+++ Information provided +++
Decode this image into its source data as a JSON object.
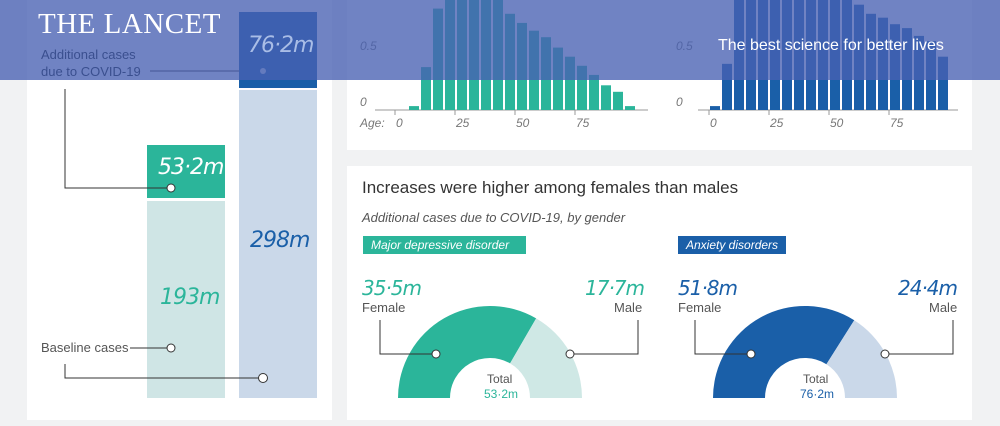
{
  "banner": {
    "logo": "THE LANCET",
    "tagline": "The best science for better lives"
  },
  "left_panel": {
    "added_label_line1": "Additional cases",
    "added_label_line2": "due to COVID-19",
    "baseline_label": "Baseline cases",
    "mdd": {
      "additional": "53·2m",
      "baseline": "193m",
      "color": "#2bb59a",
      "light": "#cfe5e5"
    },
    "anx": {
      "additional": "76·2m",
      "baseline": "298m",
      "color": "#1a5fa8",
      "light": "#cad8e9"
    }
  },
  "chart_data": [
    {
      "type": "bar",
      "xlabel": "Age:",
      "x": [
        5,
        10,
        15,
        20,
        25,
        30,
        35,
        40,
        45,
        50,
        55,
        60,
        65,
        70,
        75,
        80,
        85,
        90,
        95
      ],
      "values": [
        0.03,
        0.33,
        0.78,
        0.9,
        0.95,
        0.95,
        0.92,
        0.88,
        0.74,
        0.67,
        0.61,
        0.56,
        0.48,
        0.41,
        0.34,
        0.27,
        0.19,
        0.14,
        0.03
      ],
      "yticks": [
        "0",
        "0.5"
      ],
      "xticks": [
        "0",
        "25",
        "50",
        "75"
      ],
      "color": "#2bb59a"
    },
    {
      "type": "bar",
      "x": [
        0,
        5,
        10,
        15,
        20,
        25,
        30,
        35,
        40,
        45,
        50,
        55,
        60,
        65,
        70,
        75,
        80,
        85,
        90,
        95
      ],
      "values": [
        0.03,
        0.355,
        0.9,
        0.95,
        1.0,
        1.0,
        1.0,
        0.98,
        0.95,
        0.92,
        0.88,
        0.85,
        0.81,
        0.74,
        0.71,
        0.66,
        0.63,
        0.57,
        0.53,
        0.41
      ],
      "yticks": [
        "0",
        "0.5"
      ],
      "xticks": [
        "0",
        "25",
        "50",
        "75"
      ],
      "color": "#1a5fa8"
    }
  ],
  "gender": {
    "title": "Increases were higher among females than males",
    "subtitle": "Additional cases due to COVID-19, by gender",
    "mdd": {
      "tag": "Major depressive disorder",
      "female_value": "35·5m",
      "female_label": "Female",
      "male_value": "17·7m",
      "male_label": "Male",
      "total_label": "Total",
      "total": "53·2m",
      "female": 35.5,
      "male": 17.7,
      "color": "#2bb59a",
      "light": "#cfe8e5"
    },
    "anx": {
      "tag": "Anxiety disorders",
      "female_value": "51·8m",
      "female_label": "Female",
      "male_value": "24·4m",
      "male_label": "Male",
      "total_label": "Total",
      "total": "76·2m",
      "female": 51.8,
      "male": 24.4,
      "color": "#1a5fa8",
      "light": "#cad8e9"
    }
  }
}
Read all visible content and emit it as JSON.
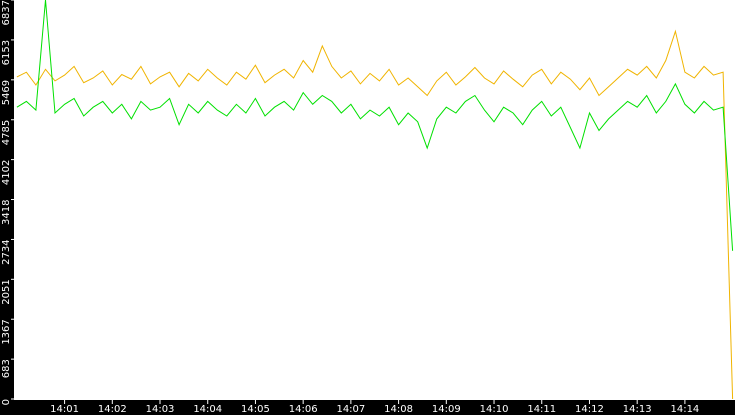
{
  "chart_data": {
    "type": "line",
    "x": [
      0,
      0.2,
      0.4,
      0.6,
      0.8,
      1,
      1.2,
      1.4,
      1.6,
      1.8,
      2,
      2.2,
      2.4,
      2.6,
      2.8,
      3,
      3.2,
      3.4,
      3.6,
      3.8,
      4,
      4.2,
      4.4,
      4.6,
      4.8,
      5,
      5.2,
      5.4,
      5.6,
      5.8,
      6,
      6.2,
      6.4,
      6.6,
      6.8,
      7,
      7.2,
      7.4,
      7.6,
      7.8,
      8,
      8.2,
      8.4,
      8.6,
      8.8,
      9,
      9.2,
      9.4,
      9.6,
      9.8,
      10,
      10.2,
      10.4,
      10.6,
      10.8,
      11,
      11.2,
      11.4,
      11.6,
      11.8,
      12,
      12.2,
      12.4,
      12.6,
      12.8,
      13,
      13.2,
      13.4,
      13.6,
      13.8,
      14,
      14.2,
      14.4,
      14.6,
      14.8,
      15
    ],
    "series": [
      {
        "color": "#f0b400",
        "values": [
          5520,
          5600,
          5380,
          5650,
          5450,
          5550,
          5700,
          5420,
          5500,
          5620,
          5380,
          5560,
          5480,
          5700,
          5400,
          5520,
          5600,
          5350,
          5580,
          5450,
          5650,
          5500,
          5380,
          5600,
          5480,
          5720,
          5420,
          5550,
          5650,
          5500,
          5800,
          5600,
          6050,
          5700,
          5500,
          5620,
          5400,
          5580,
          5450,
          5650,
          5380,
          5500,
          5350,
          5200,
          5450,
          5600,
          5380,
          5520,
          5680,
          5500,
          5400,
          5620,
          5480,
          5350,
          5550,
          5650,
          5400,
          5600,
          5480,
          5300,
          5500,
          5200,
          5350,
          5500,
          5650,
          5550,
          5700,
          5500,
          5800,
          6300,
          5600,
          5500,
          5700,
          5550,
          5600,
          0
        ]
      },
      {
        "color": "#00e000",
        "values": [
          5000,
          5100,
          4950,
          6837,
          4900,
          5050,
          5150,
          4850,
          5000,
          5100,
          4900,
          5050,
          4800,
          5100,
          4950,
          5000,
          5150,
          4700,
          5050,
          4900,
          5100,
          4950,
          4850,
          5050,
          4900,
          5150,
          4850,
          5000,
          5100,
          4950,
          5250,
          5050,
          5200,
          5100,
          4900,
          5050,
          4800,
          4950,
          4850,
          5000,
          4700,
          4900,
          4750,
          4300,
          4800,
          5000,
          4900,
          5100,
          5200,
          4950,
          4750,
          5000,
          4900,
          4700,
          4950,
          5100,
          4850,
          5000,
          4650,
          4300,
          4900,
          4600,
          4800,
          4950,
          5100,
          5000,
          5200,
          4900,
          5100,
          5400,
          5050,
          4900,
          5100,
          4950,
          5000,
          2540
        ]
      }
    ],
    "xlim": [
      -0.06,
      15.05
    ],
    "xticks": [
      {
        "value": 1,
        "label": "14:01"
      },
      {
        "value": 2,
        "label": "14:02"
      },
      {
        "value": 3,
        "label": "14:03"
      },
      {
        "value": 4,
        "label": "14:04"
      },
      {
        "value": 5,
        "label": "14:05"
      },
      {
        "value": 6,
        "label": "14:06"
      },
      {
        "value": 7,
        "label": "14:07"
      },
      {
        "value": 8,
        "label": "14:08"
      },
      {
        "value": 9,
        "label": "14:09"
      },
      {
        "value": 10,
        "label": "14:10"
      },
      {
        "value": 11,
        "label": "14:11"
      },
      {
        "value": 12,
        "label": "14:12"
      },
      {
        "value": 13,
        "label": "14:13"
      },
      {
        "value": 14,
        "label": "14:14"
      }
    ],
    "ylim": [
      0,
      6837
    ],
    "yticks": [
      0,
      683,
      1367,
      2051,
      2734,
      3418,
      4102,
      4785,
      5469,
      6153,
      6837
    ]
  }
}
+++
**Work to be completed**. All the lines above are to be given again exactly as they read, with the pictures removed.

**Answer to the problem**.
Decode this image into its source data as a JSON object.
{
  "banner": {
    "logo": "THE LANCET",
    "tagline": "The best science for better lives"
  },
  "left_panel": {
    "added_label_line1": "Additional cases",
    "added_label_line2": "due to COVID-19",
    "baseline_label": "Baseline cases",
    "mdd": {
      "additional": "53·2m",
      "baseline": "193m",
      "color": "#2bb59a",
      "light": "#cfe5e5"
    },
    "anx": {
      "additional": "76·2m",
      "baseline": "298m",
      "color": "#1a5fa8",
      "light": "#cad8e9"
    }
  },
  "chart_data": [
    {
      "type": "bar",
      "xlabel": "Age:",
      "x": [
        5,
        10,
        15,
        20,
        25,
        30,
        35,
        40,
        45,
        50,
        55,
        60,
        65,
        70,
        75,
        80,
        85,
        90,
        95
      ],
      "values": [
        0.03,
        0.33,
        0.78,
        0.9,
        0.95,
        0.95,
        0.92,
        0.88,
        0.74,
        0.67,
        0.61,
        0.56,
        0.48,
        0.41,
        0.34,
        0.27,
        0.19,
        0.14,
        0.03
      ],
      "yticks": [
        "0",
        "0.5"
      ],
      "xticks": [
        "0",
        "25",
        "50",
        "75"
      ],
      "color": "#2bb59a"
    },
    {
      "type": "bar",
      "x": [
        0,
        5,
        10,
        15,
        20,
        25,
        30,
        35,
        40,
        45,
        50,
        55,
        60,
        65,
        70,
        75,
        80,
        85,
        90,
        95
      ],
      "values": [
        0.03,
        0.355,
        0.9,
        0.95,
        1.0,
        1.0,
        1.0,
        0.98,
        0.95,
        0.92,
        0.88,
        0.85,
        0.81,
        0.74,
        0.71,
        0.66,
        0.63,
        0.57,
        0.53,
        0.41
      ],
      "yticks": [
        "0",
        "0.5"
      ],
      "xticks": [
        "0",
        "25",
        "50",
        "75"
      ],
      "color": "#1a5fa8"
    }
  ],
  "gender": {
    "title": "Increases were higher among females than males",
    "subtitle": "Additional cases due to COVID-19, by gender",
    "mdd": {
      "tag": "Major depressive disorder",
      "female_value": "35·5m",
      "female_label": "Female",
      "male_value": "17·7m",
      "male_label": "Male",
      "total_label": "Total",
      "total": "53·2m",
      "female": 35.5,
      "male": 17.7,
      "color": "#2bb59a",
      "light": "#cfe8e5"
    },
    "anx": {
      "tag": "Anxiety disorders",
      "female_value": "51·8m",
      "female_label": "Female",
      "male_value": "24·4m",
      "male_label": "Male",
      "total_label": "Total",
      "total": "76·2m",
      "female": 51.8,
      "male": 24.4,
      "color": "#1a5fa8",
      "light": "#cad8e9"
    }
  }
}
Read all visible content and emit it as JSON.
{
  "chart_data": {
    "type": "line",
    "x": [
      0,
      0.2,
      0.4,
      0.6,
      0.8,
      1,
      1.2,
      1.4,
      1.6,
      1.8,
      2,
      2.2,
      2.4,
      2.6,
      2.8,
      3,
      3.2,
      3.4,
      3.6,
      3.8,
      4,
      4.2,
      4.4,
      4.6,
      4.8,
      5,
      5.2,
      5.4,
      5.6,
      5.8,
      6,
      6.2,
      6.4,
      6.6,
      6.8,
      7,
      7.2,
      7.4,
      7.6,
      7.8,
      8,
      8.2,
      8.4,
      8.6,
      8.8,
      9,
      9.2,
      9.4,
      9.6,
      9.8,
      10,
      10.2,
      10.4,
      10.6,
      10.8,
      11,
      11.2,
      11.4,
      11.6,
      11.8,
      12,
      12.2,
      12.4,
      12.6,
      12.8,
      13,
      13.2,
      13.4,
      13.6,
      13.8,
      14,
      14.2,
      14.4,
      14.6,
      14.8,
      15
    ],
    "series": [
      {
        "color": "#f0b400",
        "values": [
          5520,
          5600,
          5380,
          5650,
          5450,
          5550,
          5700,
          5420,
          5500,
          5620,
          5380,
          5560,
          5480,
          5700,
          5400,
          5520,
          5600,
          5350,
          5580,
          5450,
          5650,
          5500,
          5380,
          5600,
          5480,
          5720,
          5420,
          5550,
          5650,
          5500,
          5800,
          5600,
          6050,
          5700,
          5500,
          5620,
          5400,
          5580,
          5450,
          5650,
          5380,
          5500,
          5350,
          5200,
          5450,
          5600,
          5380,
          5520,
          5680,
          5500,
          5400,
          5620,
          5480,
          5350,
          5550,
          5650,
          5400,
          5600,
          5480,
          5300,
          5500,
          5200,
          5350,
          5500,
          5650,
          5550,
          5700,
          5500,
          5800,
          6300,
          5600,
          5500,
          5700,
          5550,
          5600,
          0
        ]
      },
      {
        "color": "#00e000",
        "values": [
          5000,
          5100,
          4950,
          6837,
          4900,
          5050,
          5150,
          4850,
          5000,
          5100,
          4900,
          5050,
          4800,
          5100,
          4950,
          5000,
          5150,
          4700,
          5050,
          4900,
          5100,
          4950,
          4850,
          5050,
          4900,
          5150,
          4850,
          5000,
          5100,
          4950,
          5250,
          5050,
          5200,
          5100,
          4900,
          5050,
          4800,
          4950,
          4850,
          5000,
          4700,
          4900,
          4750,
          4300,
          4800,
          5000,
          4900,
          5100,
          5200,
          4950,
          4750,
          5000,
          4900,
          4700,
          4950,
          5100,
          4850,
          5000,
          4650,
          4300,
          4900,
          4600,
          4800,
          4950,
          5100,
          5000,
          5200,
          4900,
          5100,
          5400,
          5050,
          4900,
          5100,
          4950,
          5000,
          2540
        ]
      }
    ],
    "xlim": [
      -0.06,
      15.05
    ],
    "xticks": [
      {
        "value": 1,
        "label": "14:01"
      },
      {
        "value": 2,
        "label": "14:02"
      },
      {
        "value": 3,
        "label": "14:03"
      },
      {
        "value": 4,
        "label": "14:04"
      },
      {
        "value": 5,
        "label": "14:05"
      },
      {
        "value": 6,
        "label": "14:06"
      },
      {
        "value": 7,
        "label": "14:07"
      },
      {
        "value": 8,
        "label": "14:08"
      },
      {
        "value": 9,
        "label": "14:09"
      },
      {
        "value": 10,
        "label": "14:10"
      },
      {
        "value": 11,
        "label": "14:11"
      },
      {
        "value": 12,
        "label": "14:12"
      },
      {
        "value": 13,
        "label": "14:13"
      },
      {
        "value": 14,
        "label": "14:14"
      }
    ],
    "ylim": [
      0,
      6837
    ],
    "yticks": [
      0,
      683,
      1367,
      2051,
      2734,
      3418,
      4102,
      4785,
      5469,
      6153,
      6837
    ]
  }
}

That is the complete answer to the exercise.